• **RECORD EXCERPTS**:
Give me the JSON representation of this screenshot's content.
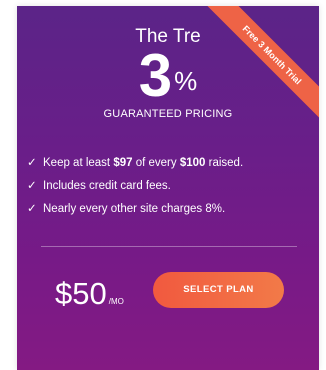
{
  "ribbon": {
    "label": "Free 3 Month Trial"
  },
  "plan": {
    "brand": "The Tre",
    "rate_number": "3",
    "rate_symbol": "%",
    "subtitle": "GUARANTEED PRICING"
  },
  "features": [
    {
      "check": "✓",
      "pre": "Keep at least ",
      "b1": "$97",
      "mid": " of every ",
      "b2": "$100",
      "post": " raised."
    },
    {
      "check": "✓",
      "text": "Includes credit card fees."
    },
    {
      "check": "✓",
      "text": "Nearly every other site charges 8%."
    }
  ],
  "price": {
    "amount": "$50",
    "period": "/MO"
  },
  "cta": {
    "label": "SELECT PLAN"
  },
  "colors": {
    "card_top": "#5b2488",
    "card_bottom": "#841a83",
    "accent": "#f1593f",
    "text": "#ffffff"
  }
}
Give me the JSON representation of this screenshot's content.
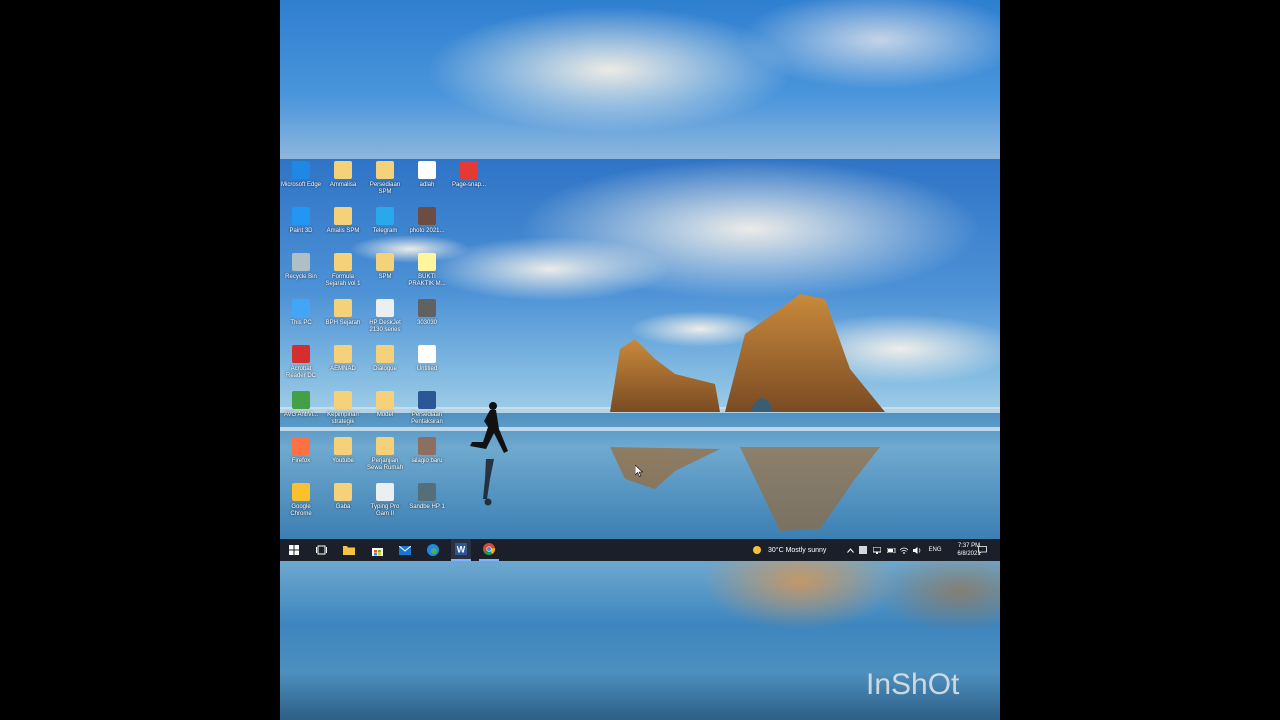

• **WRITTEN PROBLEM**: Take the entries shown above and quote them verbatim, passing over the pictures.

• **OUTPUT FOR THIS TASK**:
Give me the JSON representation of this screenshot's content.
{
  "ribbon": {
    "label": "Free 3 Month Trial"
  },
  "plan": {
    "brand": "The Tre",
    "rate_number": "3",
    "rate_symbol": "%",
    "subtitle": "GUARANTEED PRICING"
  },
  "features": [
    {
      "check": "✓",
      "pre": "Keep at least ",
      "b1": "$97",
      "mid": " of every ",
      "b2": "$100",
      "post": " raised."
    },
    {
      "check": "✓",
      "text": "Includes credit card fees."
    },
    {
      "check": "✓",
      "text": "Nearly every other site charges 8%."
    }
  ],
  "price": {
    "amount": "$50",
    "period": "/MO"
  },
  "cta": {
    "label": "SELECT PLAN"
  },
  "colors": {
    "card_top": "#5b2488",
    "card_bottom": "#841a83",
    "accent": "#f1593f",
    "text": "#ffffff"
  }
}
Give me the JSON representation of this screenshot's content.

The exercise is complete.